* Set task A:
Copy out, word for word, the entire article below on Australia's offshore refugee program.
* Set task B:
Extract every line of the records below that contains the string "TARE". Case counts.

THE federal government will not admit it, but Australia's entire humanitarian offshore refugee program is facing extinction without a steep fall in the number of asylum-seekers arriving by boat.
The imminent death of this once-sacred cow will be a lasting stain on both sides of politics and a blight on Australia's hard-earned post-war reputation as a generous resettler of refugees and displaced people from camps around the world.
This collapse in the program, one of the fundamental pillars of Australia's human rights commitments, is unfolding faster than the government can respond.
This financial year, for the first time since modern migration programs were born in 1977, both components of the offshore humanitarian program - the special humanitarian program and the refugee program - are set to be all but wiped out by the influx of asylum-seeker boats.
They will be crushed by a combination of two factors. The first is the Gillard government's inability to deter people-smugglers. The second is its decision to retain a policy initiated by the Howard government in 1996 of linking Australia's offshore humanitarian intake (the SHP and the refugee program) with its onshore humanitarian intake (arrivals by boat and plane) and capping the total, currently set at 13,750.

Therefore, as the number of boat arrivals has swelled, the number of places available for offshore applications has fallen proportionately, grossly distorting the balance and the original intent of the humanitarian program.
So far the government has confined the cuts in the total offshore intake to the SHP, which applies to people subject to gross human rights violations as well as family members of refugees already in Australia.
As revealed by The Weekend Australian last week, this category fell from almost 9000 in 2003-04 to only about 700 last financial year and will be completely wiped out in the present financial year.

* Provided records:
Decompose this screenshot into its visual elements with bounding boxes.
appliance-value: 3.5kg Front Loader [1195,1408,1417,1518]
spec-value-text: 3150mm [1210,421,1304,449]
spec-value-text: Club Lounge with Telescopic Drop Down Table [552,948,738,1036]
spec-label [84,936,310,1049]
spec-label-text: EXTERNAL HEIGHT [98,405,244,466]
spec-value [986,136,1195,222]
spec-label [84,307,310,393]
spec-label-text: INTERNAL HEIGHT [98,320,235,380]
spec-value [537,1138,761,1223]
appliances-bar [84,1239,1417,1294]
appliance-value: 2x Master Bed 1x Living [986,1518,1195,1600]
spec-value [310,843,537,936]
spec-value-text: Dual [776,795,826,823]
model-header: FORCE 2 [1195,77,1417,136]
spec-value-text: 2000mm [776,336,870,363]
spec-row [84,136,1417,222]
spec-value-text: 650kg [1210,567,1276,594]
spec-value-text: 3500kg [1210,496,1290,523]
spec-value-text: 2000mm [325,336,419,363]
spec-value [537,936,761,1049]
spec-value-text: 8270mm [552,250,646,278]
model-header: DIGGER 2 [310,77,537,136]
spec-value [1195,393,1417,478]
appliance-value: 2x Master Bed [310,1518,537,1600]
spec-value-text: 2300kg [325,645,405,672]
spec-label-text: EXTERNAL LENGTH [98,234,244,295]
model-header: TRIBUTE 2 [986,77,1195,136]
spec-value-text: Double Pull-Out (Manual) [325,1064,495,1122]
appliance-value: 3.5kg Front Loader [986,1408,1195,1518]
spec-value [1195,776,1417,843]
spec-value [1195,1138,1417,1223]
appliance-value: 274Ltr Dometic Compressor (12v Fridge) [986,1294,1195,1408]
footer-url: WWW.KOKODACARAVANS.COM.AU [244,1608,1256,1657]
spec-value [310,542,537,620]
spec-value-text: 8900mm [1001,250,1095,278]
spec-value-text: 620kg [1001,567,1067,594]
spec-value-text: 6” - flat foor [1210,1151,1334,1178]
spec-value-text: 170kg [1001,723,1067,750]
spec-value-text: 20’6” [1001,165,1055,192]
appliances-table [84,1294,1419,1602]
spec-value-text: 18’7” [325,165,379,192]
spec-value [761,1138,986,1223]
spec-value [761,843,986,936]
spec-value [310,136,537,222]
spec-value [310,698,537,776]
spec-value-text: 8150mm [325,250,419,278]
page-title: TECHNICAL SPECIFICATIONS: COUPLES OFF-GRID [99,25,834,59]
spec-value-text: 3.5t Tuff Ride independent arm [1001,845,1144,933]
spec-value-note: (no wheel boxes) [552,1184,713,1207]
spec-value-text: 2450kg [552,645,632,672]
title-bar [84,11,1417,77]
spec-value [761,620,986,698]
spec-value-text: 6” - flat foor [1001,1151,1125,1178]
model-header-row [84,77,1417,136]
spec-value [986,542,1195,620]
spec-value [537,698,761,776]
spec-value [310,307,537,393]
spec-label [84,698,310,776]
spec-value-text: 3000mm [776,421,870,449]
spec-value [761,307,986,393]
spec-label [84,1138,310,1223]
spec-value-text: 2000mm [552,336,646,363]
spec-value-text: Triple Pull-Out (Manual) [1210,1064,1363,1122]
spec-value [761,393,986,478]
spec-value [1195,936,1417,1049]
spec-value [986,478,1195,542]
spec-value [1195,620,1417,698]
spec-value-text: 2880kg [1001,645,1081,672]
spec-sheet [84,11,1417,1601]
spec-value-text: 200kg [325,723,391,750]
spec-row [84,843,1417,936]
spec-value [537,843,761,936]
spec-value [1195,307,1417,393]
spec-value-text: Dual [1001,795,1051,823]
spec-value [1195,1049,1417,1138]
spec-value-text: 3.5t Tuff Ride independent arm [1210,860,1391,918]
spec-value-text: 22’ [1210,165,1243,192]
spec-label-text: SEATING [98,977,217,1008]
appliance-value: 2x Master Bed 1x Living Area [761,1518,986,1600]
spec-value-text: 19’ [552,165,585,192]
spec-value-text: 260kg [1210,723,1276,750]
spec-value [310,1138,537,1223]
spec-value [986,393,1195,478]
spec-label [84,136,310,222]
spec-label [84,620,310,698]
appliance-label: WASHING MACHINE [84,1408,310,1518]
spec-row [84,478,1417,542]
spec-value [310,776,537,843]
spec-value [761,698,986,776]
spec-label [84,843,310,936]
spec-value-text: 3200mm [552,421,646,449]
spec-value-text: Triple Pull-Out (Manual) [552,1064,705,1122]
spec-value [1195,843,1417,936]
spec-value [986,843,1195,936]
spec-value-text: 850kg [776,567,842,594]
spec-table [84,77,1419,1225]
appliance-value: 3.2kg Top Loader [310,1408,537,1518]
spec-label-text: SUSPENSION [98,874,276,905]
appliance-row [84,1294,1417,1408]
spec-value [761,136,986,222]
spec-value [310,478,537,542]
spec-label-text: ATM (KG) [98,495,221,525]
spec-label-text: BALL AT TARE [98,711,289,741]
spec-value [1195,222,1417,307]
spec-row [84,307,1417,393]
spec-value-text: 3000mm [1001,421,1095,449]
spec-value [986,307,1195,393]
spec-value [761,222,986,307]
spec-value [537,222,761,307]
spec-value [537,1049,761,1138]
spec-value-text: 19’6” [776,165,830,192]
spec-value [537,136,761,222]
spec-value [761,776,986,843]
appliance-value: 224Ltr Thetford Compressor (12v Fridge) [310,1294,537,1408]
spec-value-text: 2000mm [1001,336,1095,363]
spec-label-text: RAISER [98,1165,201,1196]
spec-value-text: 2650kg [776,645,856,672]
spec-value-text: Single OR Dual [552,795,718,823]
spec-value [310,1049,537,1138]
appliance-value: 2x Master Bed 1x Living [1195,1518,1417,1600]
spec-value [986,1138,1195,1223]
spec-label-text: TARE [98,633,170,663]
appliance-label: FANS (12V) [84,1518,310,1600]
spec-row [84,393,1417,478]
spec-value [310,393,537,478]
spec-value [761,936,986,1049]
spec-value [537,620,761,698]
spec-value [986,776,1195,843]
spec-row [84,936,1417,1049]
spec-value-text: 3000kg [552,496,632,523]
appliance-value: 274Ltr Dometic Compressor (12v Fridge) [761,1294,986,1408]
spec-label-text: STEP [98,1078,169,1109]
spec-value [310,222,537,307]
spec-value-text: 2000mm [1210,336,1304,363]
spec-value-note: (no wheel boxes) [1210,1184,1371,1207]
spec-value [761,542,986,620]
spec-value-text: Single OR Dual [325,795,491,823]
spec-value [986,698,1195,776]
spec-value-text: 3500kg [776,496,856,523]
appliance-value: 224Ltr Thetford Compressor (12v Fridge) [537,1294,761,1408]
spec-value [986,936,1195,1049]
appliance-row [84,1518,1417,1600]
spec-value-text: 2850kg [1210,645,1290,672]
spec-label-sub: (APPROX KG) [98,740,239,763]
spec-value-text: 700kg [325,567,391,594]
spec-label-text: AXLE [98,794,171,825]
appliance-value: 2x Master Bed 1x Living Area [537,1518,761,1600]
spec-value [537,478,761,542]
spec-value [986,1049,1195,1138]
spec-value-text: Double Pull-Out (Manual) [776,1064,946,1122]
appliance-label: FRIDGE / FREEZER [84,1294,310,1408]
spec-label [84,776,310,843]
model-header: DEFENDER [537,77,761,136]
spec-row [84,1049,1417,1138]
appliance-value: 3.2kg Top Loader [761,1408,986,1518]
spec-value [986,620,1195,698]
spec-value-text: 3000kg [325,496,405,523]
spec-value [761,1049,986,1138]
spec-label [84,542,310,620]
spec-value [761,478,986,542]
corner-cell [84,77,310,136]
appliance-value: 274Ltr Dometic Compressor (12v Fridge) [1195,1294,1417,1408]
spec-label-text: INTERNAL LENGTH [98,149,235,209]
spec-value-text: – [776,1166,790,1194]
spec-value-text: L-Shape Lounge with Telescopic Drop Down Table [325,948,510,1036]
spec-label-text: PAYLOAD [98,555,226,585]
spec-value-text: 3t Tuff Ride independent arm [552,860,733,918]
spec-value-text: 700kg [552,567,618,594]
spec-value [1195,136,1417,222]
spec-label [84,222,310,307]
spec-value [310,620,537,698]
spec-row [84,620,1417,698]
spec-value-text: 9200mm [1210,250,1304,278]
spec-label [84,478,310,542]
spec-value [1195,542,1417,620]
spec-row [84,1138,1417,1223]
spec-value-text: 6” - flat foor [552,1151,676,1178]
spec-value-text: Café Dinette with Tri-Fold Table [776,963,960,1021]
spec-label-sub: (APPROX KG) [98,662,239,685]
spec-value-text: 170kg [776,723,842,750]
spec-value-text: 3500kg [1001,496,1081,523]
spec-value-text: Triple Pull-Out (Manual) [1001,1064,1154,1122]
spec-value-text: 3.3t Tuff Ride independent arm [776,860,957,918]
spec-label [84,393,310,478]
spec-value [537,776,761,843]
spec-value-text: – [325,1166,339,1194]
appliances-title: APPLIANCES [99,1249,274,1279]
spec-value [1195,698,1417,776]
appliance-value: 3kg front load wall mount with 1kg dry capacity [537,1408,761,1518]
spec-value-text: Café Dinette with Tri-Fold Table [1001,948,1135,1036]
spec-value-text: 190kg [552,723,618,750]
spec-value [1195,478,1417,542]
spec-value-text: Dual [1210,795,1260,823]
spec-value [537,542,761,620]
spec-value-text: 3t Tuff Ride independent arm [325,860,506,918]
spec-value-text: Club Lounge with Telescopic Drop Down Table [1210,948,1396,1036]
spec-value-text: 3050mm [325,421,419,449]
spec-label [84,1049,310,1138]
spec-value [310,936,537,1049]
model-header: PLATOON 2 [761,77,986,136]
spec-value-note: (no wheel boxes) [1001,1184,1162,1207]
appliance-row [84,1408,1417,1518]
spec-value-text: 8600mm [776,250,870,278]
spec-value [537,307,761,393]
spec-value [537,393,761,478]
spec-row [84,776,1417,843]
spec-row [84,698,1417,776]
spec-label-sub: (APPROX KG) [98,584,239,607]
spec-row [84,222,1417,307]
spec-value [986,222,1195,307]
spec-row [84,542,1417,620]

* Response A:
THE federal government will not admit it, but Australia's entire humanitarian offshore refugee program is facing extinction without a steep fall in the number of asylum-seekers arriving by boat.
The imminent death of this once-sacred cow will be a lasting stain on both sides of politics and a blight on Australia's hard-earned post-war reputation as a generous resettler of refugees and displaced people from camps around the world.
This collapse in the program, one of the fundamental pillars of Australia's human rights commitments, is unfolding faster than the government can respond.
This financial year, for the first time since modern migration programs were born in 1977, both components of the offshore humanitarian program - the special humanitarian program and the refugee program - are set to be all but wiped out by the influx of asylum-seeker boats.
They will be crushed by a combination of two factors. The first is the Gillard government's inability to deter people-smugglers. The second is its decision to retain a policy initiated by the Howard government in 1996 of linking Australia's offshore humanitarian intake (the SHP and the refugee program) with its onshore humanitarian intake (arrivals by boat and plane) and capping the total, currently set at 13,750.

Therefore, as the number of boat arrivals has swelled, the number of places available for offshore applications has fallen proportionately, grossly distorting the balance and the original intent of the humanitarian program.
So far the government has confined the cuts in the total offshore intake to the SHP, which applies to people subject to gross human rights violations as well as family members of refugees already in Australia.
As revealed by The Weekend Australian last week, this category fell from almost 9000 in 2003-04 to only about 700 last financial year and will be completely wiped out in the present financial year.

* Response B:
spec-label-text: BALL AT TARE [98,711,289,741]
spec-label-text: TARE [98,633,170,663]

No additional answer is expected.